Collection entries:
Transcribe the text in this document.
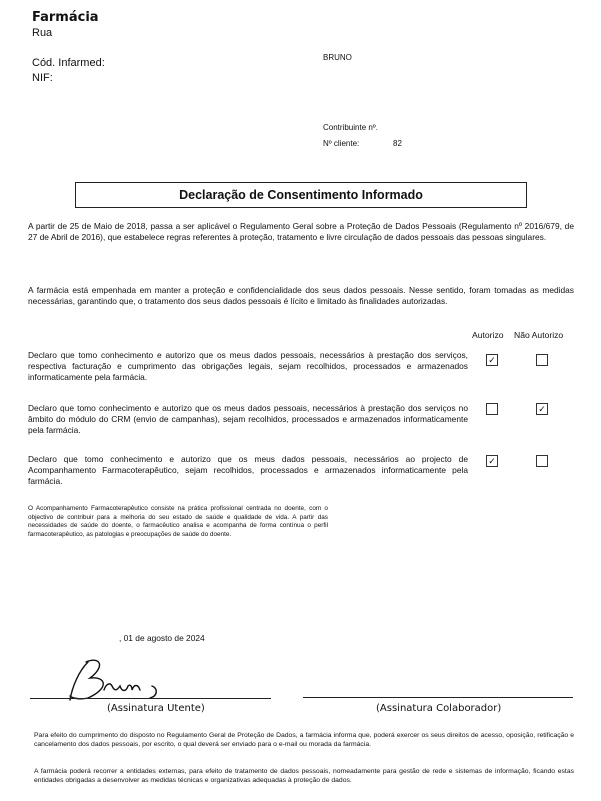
Farmácia
Rua
Cód. Infarmed:
NIF:
BRUNO
Contribuinte nº.
Nº cliente:	82
Declaração de Consentimento Informado
A partir de 25 de Maio de 2018, passa a ser aplicável o Regulamento Geral sobre a Proteção de Dados Pessoais (Regulamento nº 2016/679, de 27 de Abril de 2016), que estabelece regras referentes à proteção, tratamento e livre circulação de dados pessoais das pessoas singulares.
A farmácia está empenhada em manter a proteção e confidencialidade dos seus dados pessoais. Nesse sentido, foram tomadas as medidas necessárias, garantindo que, o tratamento dos seus dados pessoais é lícito e limitado às finalidades autorizadas.
Autorizo Não Autorizo
Declaro que tomo conhecimento e autorizo que os meus dados pessoais, necessários à prestação dos serviços, respectiva facturação e cumprimento das obrigações legais, sejam recolhidos, processados e armazenados informaticamente pela farmácia.
✓
Declaro que tomo conhecimento e autorizo que os meus dados pessoais, necessários à prestação dos serviços no âmbito do módulo do CRM (envio de campanhas), sejam recolhidos, processados e armazenados informaticamente pela farmácia.
✓
Declaro que tomo conhecimento e autorizo que os meus dados pessoais, necessários ao projecto de Acompanhamento Farmacoterapêutico, sejam recolhidos, processados e armazenados informaticamente pela farmácia.
✓
O Acompanhamento Farmacoterapêutico consiste na prática profissional centrada no doente, com o objectivo de contribuir para a melhoria do seu estado de saúde e qualidade de vida. A partir das necessidades de saúde do doente, o farmacêutico analisa e acompanha de forma contínua o perfil farmacoterapêutico, as patologias e preocupações de saúde do doente.
, 01 de agosto de 2024
(Assinatura Utente)	(Assinatura Colaborador)
Para efeito do cumprimento do disposto no Regulamento Geral de Proteção de Dados, a farmácia informa que, poderá exercer os seus direitos de acesso, oposição, retificação e cancelamento dos dados pessoais, por escrito, o qual deverá ser enviado para o e-mail ou morada da farmácia.
A farmácia poderá recorrer a entidades externas, para efeito de tratamento de dados pessoais, nomeadamente para gestão de rede e sistemas de informação, ficando estas entidades obrigadas a desenvolver as medidas técnicas e organizativas adequadas à proteção de dados.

__Given exercise__. Omitting all images, print the listing exactly.

__Exercise answer__.
Transcribe the text in this document.
Farmácia
Rua
Cód. Infarmed:
NIF:
BRUNO
Contribuinte nº.
Nº cliente:	82
Declaração de Consentimento Informado
A partir de 25 de Maio de 2018, passa a ser aplicável o Regulamento Geral sobre a Proteção de Dados Pessoais (Regulamento nº 2016/679, de 27 de Abril de 2016), que estabelece regras referentes à proteção, tratamento e livre circulação de dados pessoais das pessoas singulares.
A farmácia está empenhada em manter a proteção e confidencialidade dos seus dados pessoais. Nesse sentido, foram tomadas as medidas necessárias, garantindo que, o tratamento dos seus dados pessoais é lícito e limitado às finalidades autorizadas.
Autorizo Não Autorizo
Declaro que tomo conhecimento e autorizo que os meus dados pessoais, necessários à prestação dos serviços, respectiva facturação e cumprimento das obrigações legais, sejam recolhidos, processados e armazenados informaticamente pela farmácia.
✓
Declaro que tomo conhecimento e autorizo que os meus dados pessoais, necessários à prestação dos serviços no âmbito do módulo do CRM (envio de campanhas), sejam recolhidos, processados e armazenados informaticamente pela farmácia.
✓
Declaro que tomo conhecimento e autorizo que os meus dados pessoais, necessários ao projecto de Acompanhamento Farmacoterapêutico, sejam recolhidos, processados e armazenados informaticamente pela farmácia.
✓
O Acompanhamento Farmacoterapêutico consiste na prática profissional centrada no doente, com o objectivo de contribuir para a melhoria do seu estado de saúde e qualidade de vida. A partir das necessidades de saúde do doente, o farmacêutico analisa e acompanha de forma contínua o perfil farmacoterapêutico, as patologias e preocupações de saúde do doente.
, 01 de agosto de 2024
(Assinatura Utente)	(Assinatura Colaborador)
Para efeito do cumprimento do disposto no Regulamento Geral de Proteção de Dados, a farmácia informa que, poderá exercer os seus direitos de acesso, oposição, retificação e cancelamento dos dados pessoais, por escrito, o qual deverá ser enviado para o e-mail ou morada da farmácia.
A farmácia poderá recorrer a entidades externas, para efeito de tratamento de dados pessoais, nomeadamente para gestão de rede e sistemas de informação, ficando estas entidades obrigadas a desenvolver as medidas técnicas e organizativas adequadas à proteção de dados.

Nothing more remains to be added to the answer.